— START —

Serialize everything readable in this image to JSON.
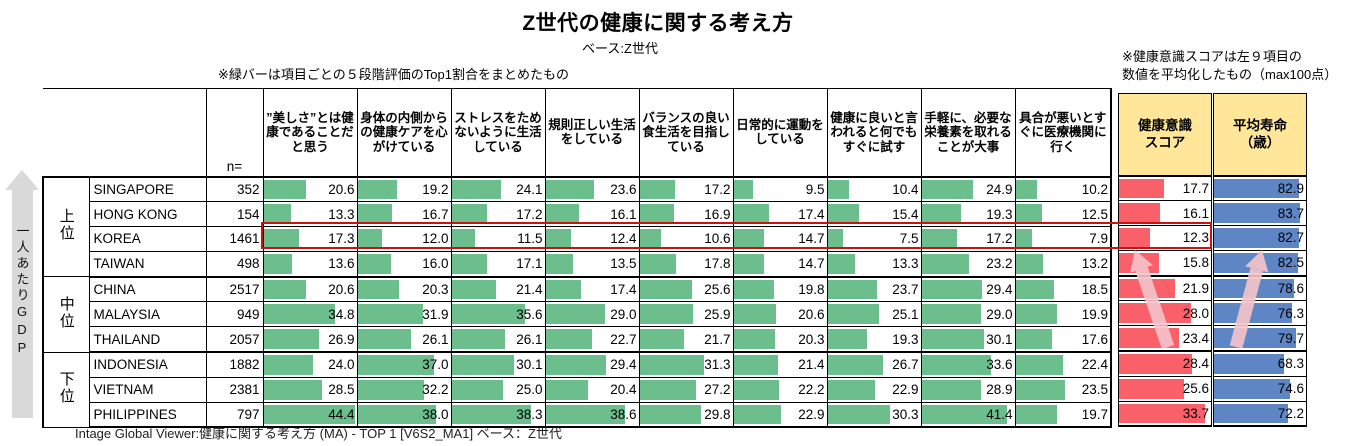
{
  "title": "Z世代の健康に関する考え方",
  "subtitle": "ベース:Z世代",
  "note_left": "※緑バーは項目ごとの５段階評価のTop1割合をまとめたもの",
  "note_right": "※健康意識スコアは左９項目の\n数値を平均化したもの（max100点）",
  "gdp_axis_label": "一人あたりGDP",
  "footer": "Intage Global Viewer:健康に関する考え方 (MA) - TOP 1 [V6S2_MA1]  ベース：Z世代",
  "colors": {
    "bar_green": "#6dbe8d",
    "bar_red": "#f9606a",
    "bar_blue": "#5e86c4",
    "header_yellow": "#ffe699",
    "highlight_red": "#cc1111",
    "pink_arrow": "#f6c3cb",
    "gray_arrow": "#d9d9d9"
  },
  "chart_data": {
    "type": "table",
    "n_header": "n=",
    "item_headers": [
      "”美しさ”とは健康であることだと思う",
      "身体の内側からの健康ケアを心がけている",
      "ストレスをためないように生活している",
      "規則正しい生活をしている",
      "バランスの良い食生活を目指している",
      "日常的に運動をしている",
      "健康に良いと言われると何でもすぐに試す",
      "手軽に、必要な栄養素を取れることが大事",
      "具合が悪いとすぐに医療機関に行く"
    ],
    "score_header": "健康意識\nスコア",
    "lifespan_header": "平均寿命\n（歳）",
    "groups": [
      {
        "label": "上位",
        "count": 4
      },
      {
        "label": "中位",
        "count": 3
      },
      {
        "label": "下位",
        "count": 3
      }
    ],
    "rows": [
      {
        "country": "SINGAPORE",
        "n": 352,
        "values": [
          20.6,
          19.2,
          24.1,
          23.6,
          17.2,
          9.5,
          10.4,
          24.9,
          10.2
        ],
        "score": 17.7,
        "lifespan": 82.9
      },
      {
        "country": "HONG KONG",
        "n": 154,
        "values": [
          13.3,
          16.7,
          17.2,
          16.1,
          16.9,
          17.4,
          15.4,
          19.3,
          12.5
        ],
        "score": 16.1,
        "lifespan": 83.7
      },
      {
        "country": "KOREA",
        "n": 1461,
        "values": [
          17.3,
          12.0,
          11.5,
          12.4,
          10.6,
          14.7,
          7.5,
          17.2,
          7.9
        ],
        "score": 12.3,
        "lifespan": 82.7
      },
      {
        "country": "TAIWAN",
        "n": 498,
        "values": [
          13.6,
          16.0,
          17.1,
          13.5,
          17.8,
          14.7,
          13.3,
          23.2,
          13.2
        ],
        "score": 15.8,
        "lifespan": 82.5
      },
      {
        "country": "CHINA",
        "n": 2517,
        "values": [
          20.6,
          20.3,
          21.4,
          17.4,
          25.6,
          19.8,
          23.7,
          29.4,
          18.5
        ],
        "score": 21.9,
        "lifespan": 78.6
      },
      {
        "country": "MALAYSIA",
        "n": 949,
        "values": [
          34.8,
          31.9,
          35.6,
          29.0,
          25.9,
          20.6,
          25.1,
          29.0,
          19.9
        ],
        "score": 28.0,
        "lifespan": 76.3
      },
      {
        "country": "THAILAND",
        "n": 2057,
        "values": [
          26.9,
          26.1,
          26.1,
          22.7,
          21.7,
          20.3,
          19.3,
          30.1,
          17.6
        ],
        "score": 23.4,
        "lifespan": 79.7
      },
      {
        "country": "INDONESIA",
        "n": 1882,
        "values": [
          24.0,
          37.0,
          30.1,
          29.4,
          31.3,
          21.4,
          26.7,
          33.6,
          22.4
        ],
        "score": 28.4,
        "lifespan": 68.3
      },
      {
        "country": "VIETNAM",
        "n": 2381,
        "values": [
          28.5,
          32.2,
          25.0,
          20.4,
          27.2,
          22.2,
          22.9,
          28.9,
          23.5
        ],
        "score": 25.6,
        "lifespan": 74.6
      },
      {
        "country": "PHILIPPINES",
        "n": 797,
        "values": [
          44.4,
          38.0,
          38.3,
          38.6,
          29.8,
          22.9,
          30.3,
          41.4,
          19.7
        ],
        "score": 33.7,
        "lifespan": 72.2
      }
    ],
    "bar_axis_max": {
      "items": 45,
      "score": 36,
      "lifespan": 90
    },
    "highlighted_country": "KOREA"
  }
}
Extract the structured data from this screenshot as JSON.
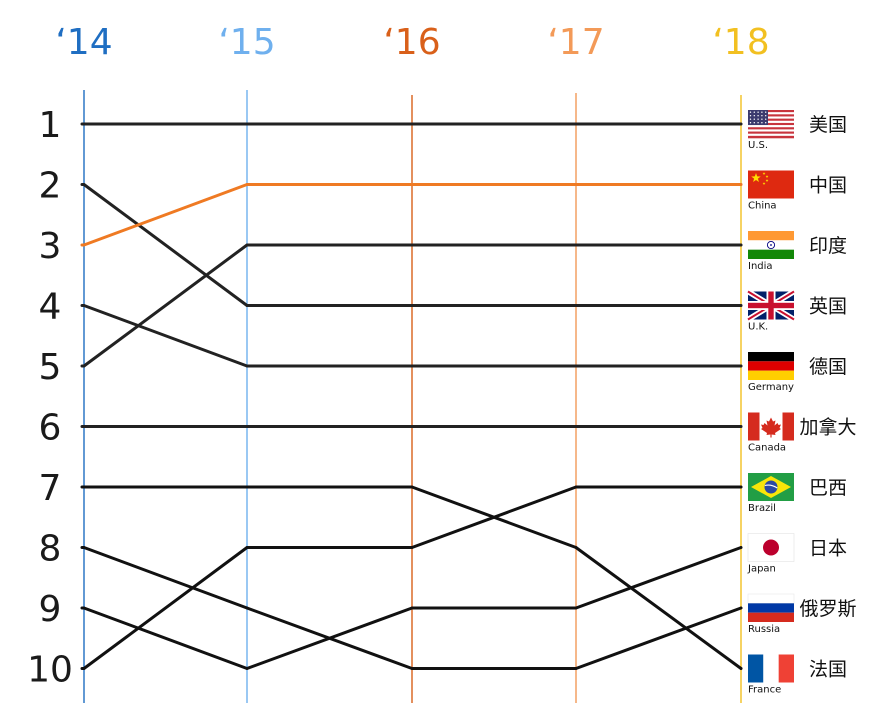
{
  "chart_data": {
    "type": "line",
    "x": [
      "‘14",
      "‘15",
      "‘16",
      "‘17",
      "‘18"
    ],
    "year_colors": [
      "#1f6ec2",
      "#6fb0ee",
      "#d9601a",
      "#f39a58",
      "#f2c021"
    ],
    "ranks": [
      "1",
      "2",
      "3",
      "4",
      "5",
      "6",
      "7",
      "8",
      "9",
      "10"
    ],
    "ylim": [
      1,
      10
    ],
    "y_inverted": true,
    "grid": false,
    "series": [
      {
        "key": "us",
        "label": "美国",
        "caption": "U.S.",
        "flag": "us-flag",
        "color": "#222222",
        "values": [
          1,
          1,
          1,
          1,
          1
        ]
      },
      {
        "key": "china",
        "label": "中国",
        "caption": "China",
        "flag": "china-flag",
        "color": "#ef7a23",
        "values": [
          3,
          2,
          2,
          2,
          2
        ]
      },
      {
        "key": "india",
        "label": "印度",
        "caption": "India",
        "flag": "india-flag",
        "color": "#222222",
        "values": [
          5,
          3,
          3,
          3,
          3
        ]
      },
      {
        "key": "uk",
        "label": "英国",
        "caption": "U.K.",
        "flag": "uk-flag",
        "color": "#222222",
        "values": [
          2,
          4,
          4,
          4,
          4
        ]
      },
      {
        "key": "germany",
        "label": "德国",
        "caption": "Germany",
        "flag": "germany-flag",
        "color": "#222222",
        "values": [
          4,
          5,
          5,
          5,
          5
        ]
      },
      {
        "key": "canada",
        "label": "加拿大",
        "caption": "Canada",
        "flag": "canada-flag",
        "color": "#222222",
        "values": [
          6,
          6,
          6,
          6,
          6
        ]
      },
      {
        "key": "brazil",
        "label": "巴西",
        "caption": "Brazil",
        "flag": "brazil-flag",
        "color": "#111111",
        "values": [
          10,
          8,
          8,
          7,
          7
        ]
      },
      {
        "key": "japan",
        "label": "日本",
        "caption": "Japan",
        "flag": "japan-flag",
        "color": "#111111",
        "values": [
          9,
          10,
          9,
          9,
          8
        ]
      },
      {
        "key": "russia",
        "label": "俄罗斯",
        "caption": "Russia",
        "flag": "russia-flag",
        "color": "#111111",
        "values": [
          8,
          9,
          10,
          10,
          9
        ]
      },
      {
        "key": "france",
        "label": "法国",
        "caption": "France",
        "flag": "france-flag",
        "color": "#111111",
        "values": [
          7,
          7,
          7,
          8,
          10
        ]
      }
    ]
  }
}
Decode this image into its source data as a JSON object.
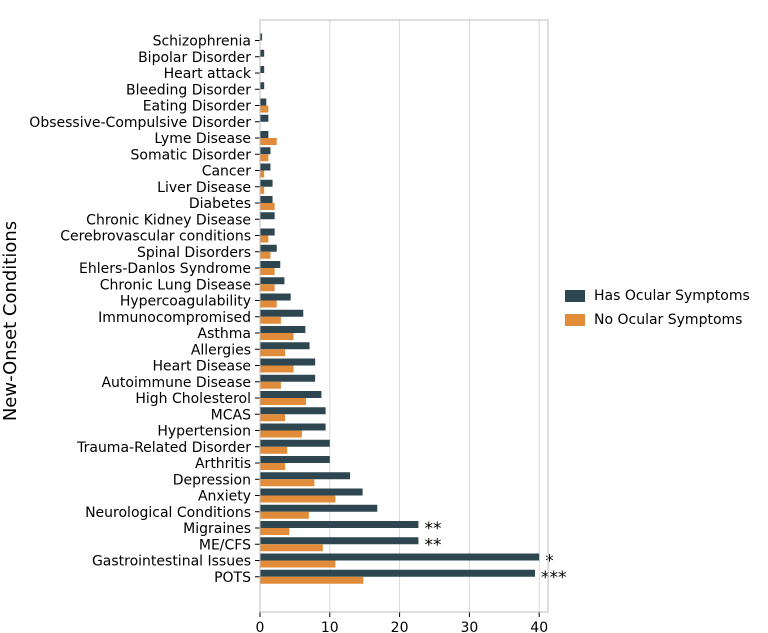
{
  "chart_data": {
    "type": "bar",
    "orientation": "horizontal",
    "ylabel": "New-Onset Conditions",
    "xlabel": "",
    "xlim": [
      0,
      41
    ],
    "xticks": [
      0,
      10,
      20,
      30,
      40
    ],
    "grid": "vertical",
    "legend_position": "right",
    "categories": [
      "Schizophrenia",
      "Bipolar Disorder",
      "Heart attack",
      "Bleeding Disorder",
      "Eating Disorder",
      "Obsessive-Compulsive Disorder",
      "Lyme Disease",
      "Somatic Disorder",
      "Cancer",
      "Liver Disease",
      "Diabetes",
      "Chronic Kidney Disease",
      "Cerebrovascular conditions",
      "Spinal Disorders",
      "Ehlers-Danlos Syndrome",
      "Chronic Lung Disease",
      "Hypercoagulability",
      "Immunocompromised",
      "Asthma",
      "Allergies",
      "Heart Disease",
      "Autoimmune Disease",
      "High Cholesterol",
      "MCAS",
      "Hypertension",
      "Trauma-Related Disorder",
      "Arthritis",
      "Depression",
      "Anxiety",
      "Neurological Conditions",
      "Migraines",
      "ME/CFS",
      "Gastrointestinal Issues",
      "POTS"
    ],
    "series": [
      {
        "name": "Has Ocular Symptoms",
        "color": "#2e4650",
        "values": [
          0.3,
          0.6,
          0.6,
          0.6,
          0.9,
          1.2,
          1.2,
          1.5,
          1.5,
          1.8,
          1.8,
          2.1,
          2.1,
          2.4,
          2.9,
          3.5,
          4.4,
          6.2,
          6.5,
          7.1,
          7.9,
          7.9,
          8.8,
          9.4,
          9.4,
          10.0,
          10.0,
          12.9,
          14.7,
          16.8,
          22.7,
          22.7,
          40.0,
          39.4
        ]
      },
      {
        "name": "No Ocular Symptoms",
        "color": "#e08c3a",
        "values": [
          0,
          0,
          0,
          0,
          1.2,
          0,
          2.4,
          1.2,
          0.6,
          0.6,
          2.1,
          0,
          1.2,
          1.5,
          2.1,
          2.1,
          2.4,
          3.0,
          4.8,
          3.6,
          4.8,
          3.0,
          6.6,
          3.6,
          6.0,
          3.9,
          3.6,
          7.8,
          10.8,
          7.0,
          4.2,
          9.0,
          10.8,
          14.8
        ]
      }
    ],
    "annotations": [
      {
        "category": "Migraines",
        "text": "**"
      },
      {
        "category": "ME/CFS",
        "text": "**"
      },
      {
        "category": "Gastrointestinal Issues",
        "text": "*"
      },
      {
        "category": "POTS",
        "text": "***"
      }
    ]
  }
}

— END —

What is asked.
Copy every line above that includes the string "category".

Solution to this problem.
        "category": "Migraines",
        "category": "ME/CFS",
        "category": "Gastrointestinal Issues",
        "category": "POTS",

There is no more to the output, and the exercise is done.